→ **Your goal**: Copy all of the items below, switching every "feature-checkbox" to "option-checkbox" and leaving everything else as it is.
- - -
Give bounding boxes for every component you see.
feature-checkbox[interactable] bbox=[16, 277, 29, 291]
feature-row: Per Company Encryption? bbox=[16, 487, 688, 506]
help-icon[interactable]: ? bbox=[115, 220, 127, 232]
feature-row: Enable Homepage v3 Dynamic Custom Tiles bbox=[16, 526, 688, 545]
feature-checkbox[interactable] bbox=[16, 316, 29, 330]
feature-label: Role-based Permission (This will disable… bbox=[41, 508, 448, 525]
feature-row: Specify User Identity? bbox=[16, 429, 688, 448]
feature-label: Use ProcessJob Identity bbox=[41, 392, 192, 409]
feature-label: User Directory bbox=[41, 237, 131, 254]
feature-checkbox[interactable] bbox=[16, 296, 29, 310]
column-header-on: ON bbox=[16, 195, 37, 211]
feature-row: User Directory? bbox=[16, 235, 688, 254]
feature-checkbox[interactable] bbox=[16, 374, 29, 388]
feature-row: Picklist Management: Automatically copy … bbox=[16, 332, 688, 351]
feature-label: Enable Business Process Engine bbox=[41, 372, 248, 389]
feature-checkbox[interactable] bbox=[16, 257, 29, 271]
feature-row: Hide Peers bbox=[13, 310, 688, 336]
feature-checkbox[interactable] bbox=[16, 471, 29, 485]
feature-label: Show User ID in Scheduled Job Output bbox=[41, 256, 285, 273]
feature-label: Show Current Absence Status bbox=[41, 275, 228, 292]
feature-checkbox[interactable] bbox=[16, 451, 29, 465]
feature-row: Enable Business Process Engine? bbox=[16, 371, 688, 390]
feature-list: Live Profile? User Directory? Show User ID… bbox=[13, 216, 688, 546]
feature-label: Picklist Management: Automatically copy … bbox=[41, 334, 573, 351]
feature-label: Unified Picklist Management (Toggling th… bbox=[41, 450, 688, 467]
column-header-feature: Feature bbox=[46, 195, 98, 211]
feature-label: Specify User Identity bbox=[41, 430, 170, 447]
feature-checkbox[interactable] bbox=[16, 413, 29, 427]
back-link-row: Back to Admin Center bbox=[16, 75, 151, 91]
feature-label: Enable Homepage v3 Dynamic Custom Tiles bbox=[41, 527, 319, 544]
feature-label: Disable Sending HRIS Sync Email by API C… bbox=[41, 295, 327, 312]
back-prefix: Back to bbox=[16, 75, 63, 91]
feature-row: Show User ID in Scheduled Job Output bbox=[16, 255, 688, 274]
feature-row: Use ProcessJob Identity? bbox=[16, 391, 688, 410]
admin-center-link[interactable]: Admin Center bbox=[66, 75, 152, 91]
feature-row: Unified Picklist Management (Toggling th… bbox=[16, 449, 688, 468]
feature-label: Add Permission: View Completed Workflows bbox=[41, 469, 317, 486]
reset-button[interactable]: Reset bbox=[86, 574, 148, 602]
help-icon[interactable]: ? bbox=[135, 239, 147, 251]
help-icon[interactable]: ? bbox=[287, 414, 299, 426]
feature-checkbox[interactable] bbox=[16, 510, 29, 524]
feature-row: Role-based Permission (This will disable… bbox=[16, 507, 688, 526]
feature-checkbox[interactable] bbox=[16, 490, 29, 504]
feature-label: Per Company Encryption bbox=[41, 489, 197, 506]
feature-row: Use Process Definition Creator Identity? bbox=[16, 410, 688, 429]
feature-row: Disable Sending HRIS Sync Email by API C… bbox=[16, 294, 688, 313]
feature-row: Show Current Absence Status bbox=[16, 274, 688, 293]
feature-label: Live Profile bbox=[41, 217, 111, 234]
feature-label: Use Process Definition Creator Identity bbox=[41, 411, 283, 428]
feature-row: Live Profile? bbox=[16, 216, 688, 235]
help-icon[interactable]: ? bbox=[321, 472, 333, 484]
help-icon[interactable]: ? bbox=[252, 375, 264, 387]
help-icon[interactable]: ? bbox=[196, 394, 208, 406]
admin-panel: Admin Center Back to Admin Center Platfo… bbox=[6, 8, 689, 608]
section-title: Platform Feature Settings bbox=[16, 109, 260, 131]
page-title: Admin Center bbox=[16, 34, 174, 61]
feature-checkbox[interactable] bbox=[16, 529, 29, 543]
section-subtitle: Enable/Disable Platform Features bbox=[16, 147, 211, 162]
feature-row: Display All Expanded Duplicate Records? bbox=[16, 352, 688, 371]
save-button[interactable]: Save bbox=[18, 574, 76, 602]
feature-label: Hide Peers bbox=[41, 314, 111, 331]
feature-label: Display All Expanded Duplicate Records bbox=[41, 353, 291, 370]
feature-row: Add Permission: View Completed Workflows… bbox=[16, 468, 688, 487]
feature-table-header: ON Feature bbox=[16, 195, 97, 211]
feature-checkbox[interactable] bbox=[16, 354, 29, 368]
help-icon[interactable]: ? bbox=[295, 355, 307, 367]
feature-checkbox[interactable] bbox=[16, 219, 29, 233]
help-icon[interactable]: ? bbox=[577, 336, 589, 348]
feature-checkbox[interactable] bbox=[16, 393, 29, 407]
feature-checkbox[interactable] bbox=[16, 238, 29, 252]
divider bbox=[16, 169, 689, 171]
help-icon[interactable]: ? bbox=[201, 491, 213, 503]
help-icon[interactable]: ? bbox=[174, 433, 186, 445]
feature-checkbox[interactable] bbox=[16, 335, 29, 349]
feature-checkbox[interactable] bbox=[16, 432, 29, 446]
- - -
→ **Written answer**:
Give bounding boxes for every component you see.
option-checkbox[interactable] bbox=[16, 277, 29, 291]
feature-row: Per Company Encryption? bbox=[16, 487, 688, 506]
help-icon[interactable]: ? bbox=[115, 220, 127, 232]
feature-row: Enable Homepage v3 Dynamic Custom Tiles bbox=[16, 526, 688, 545]
option-checkbox[interactable] bbox=[16, 316, 29, 330]
feature-label: Role-based Permission (This will disable… bbox=[41, 508, 448, 525]
feature-row: Specify User Identity? bbox=[16, 429, 688, 448]
feature-label: Use ProcessJob Identity bbox=[41, 392, 192, 409]
feature-label: User Directory bbox=[41, 237, 131, 254]
option-checkbox[interactable] bbox=[16, 296, 29, 310]
column-header-on: ON bbox=[16, 195, 37, 211]
feature-row: User Directory? bbox=[16, 235, 688, 254]
option-checkbox[interactable] bbox=[16, 374, 29, 388]
feature-row: Picklist Management: Automatically copy … bbox=[16, 332, 688, 351]
feature-label: Enable Business Process Engine bbox=[41, 372, 248, 389]
option-checkbox[interactable] bbox=[16, 257, 29, 271]
feature-row: Hide Peers bbox=[13, 310, 688, 336]
option-checkbox[interactable] bbox=[16, 471, 29, 485]
feature-label: Show User ID in Scheduled Job Output bbox=[41, 256, 285, 273]
feature-label: Show Current Absence Status bbox=[41, 275, 228, 292]
option-checkbox[interactable] bbox=[16, 451, 29, 465]
feature-row: Enable Business Process Engine? bbox=[16, 371, 688, 390]
feature-list: Live Profile? User Directory? Show User ID… bbox=[13, 216, 688, 546]
feature-label: Picklist Management: Automatically copy … bbox=[41, 334, 573, 351]
feature-label: Unified Picklist Management (Toggling th… bbox=[41, 450, 688, 467]
column-header-feature: Feature bbox=[46, 195, 98, 211]
feature-label: Specify User Identity bbox=[41, 430, 170, 447]
option-checkbox[interactable] bbox=[16, 413, 29, 427]
back-link-row: Back to Admin Center bbox=[16, 75, 151, 91]
feature-label: Enable Homepage v3 Dynamic Custom Tiles bbox=[41, 527, 319, 544]
feature-label: Disable Sending HRIS Sync Email by API C… bbox=[41, 295, 327, 312]
back-prefix: Back to bbox=[16, 75, 63, 91]
feature-row: Show User ID in Scheduled Job Output bbox=[16, 255, 688, 274]
feature-row: Use ProcessJob Identity? bbox=[16, 391, 688, 410]
admin-center-link[interactable]: Admin Center bbox=[66, 75, 152, 91]
feature-row: Unified Picklist Management (Toggling th… bbox=[16, 449, 688, 468]
feature-label: Add Permission: View Completed Workflows bbox=[41, 469, 317, 486]
reset-button[interactable]: Reset bbox=[86, 574, 148, 602]
help-icon[interactable]: ? bbox=[135, 239, 147, 251]
help-icon[interactable]: ? bbox=[287, 414, 299, 426]
option-checkbox[interactable] bbox=[16, 510, 29, 524]
feature-row: Role-based Permission (This will disable… bbox=[16, 507, 688, 526]
option-checkbox[interactable] bbox=[16, 490, 29, 504]
feature-label: Per Company Encryption bbox=[41, 489, 197, 506]
feature-row: Use Process Definition Creator Identity? bbox=[16, 410, 688, 429]
feature-row: Disable Sending HRIS Sync Email by API C… bbox=[16, 294, 688, 313]
feature-row: Show Current Absence Status bbox=[16, 274, 688, 293]
feature-label: Live Profile bbox=[41, 217, 111, 234]
feature-label: Use Process Definition Creator Identity bbox=[41, 411, 283, 428]
feature-row: Live Profile? bbox=[16, 216, 688, 235]
help-icon[interactable]: ? bbox=[321, 472, 333, 484]
help-icon[interactable]: ? bbox=[252, 375, 264, 387]
help-icon[interactable]: ? bbox=[196, 394, 208, 406]
admin-panel: Admin Center Back to Admin Center Platfo… bbox=[6, 8, 689, 608]
section-title: Platform Feature Settings bbox=[16, 109, 260, 131]
page-title: Admin Center bbox=[16, 34, 174, 61]
option-checkbox[interactable] bbox=[16, 529, 29, 543]
section-subtitle: Enable/Disable Platform Features bbox=[16, 147, 211, 162]
feature-row: Display All Expanded Duplicate Records? bbox=[16, 352, 688, 371]
save-button[interactable]: Save bbox=[18, 574, 76, 602]
feature-label: Hide Peers bbox=[41, 314, 111, 331]
feature-label: Display All Expanded Duplicate Records bbox=[41, 353, 291, 370]
feature-row: Add Permission: View Completed Workflows… bbox=[16, 468, 688, 487]
feature-table-header: ON Feature bbox=[16, 195, 97, 211]
option-checkbox[interactable] bbox=[16, 354, 29, 368]
help-icon[interactable]: ? bbox=[295, 355, 307, 367]
option-checkbox[interactable] bbox=[16, 219, 29, 233]
help-icon[interactable]: ? bbox=[577, 336, 589, 348]
option-checkbox[interactable] bbox=[16, 393, 29, 407]
option-checkbox[interactable] bbox=[16, 238, 29, 252]
divider bbox=[16, 169, 689, 171]
help-icon[interactable]: ? bbox=[201, 491, 213, 503]
help-icon[interactable]: ? bbox=[174, 433, 186, 445]
option-checkbox[interactable] bbox=[16, 335, 29, 349]
option-checkbox[interactable] bbox=[16, 432, 29, 446]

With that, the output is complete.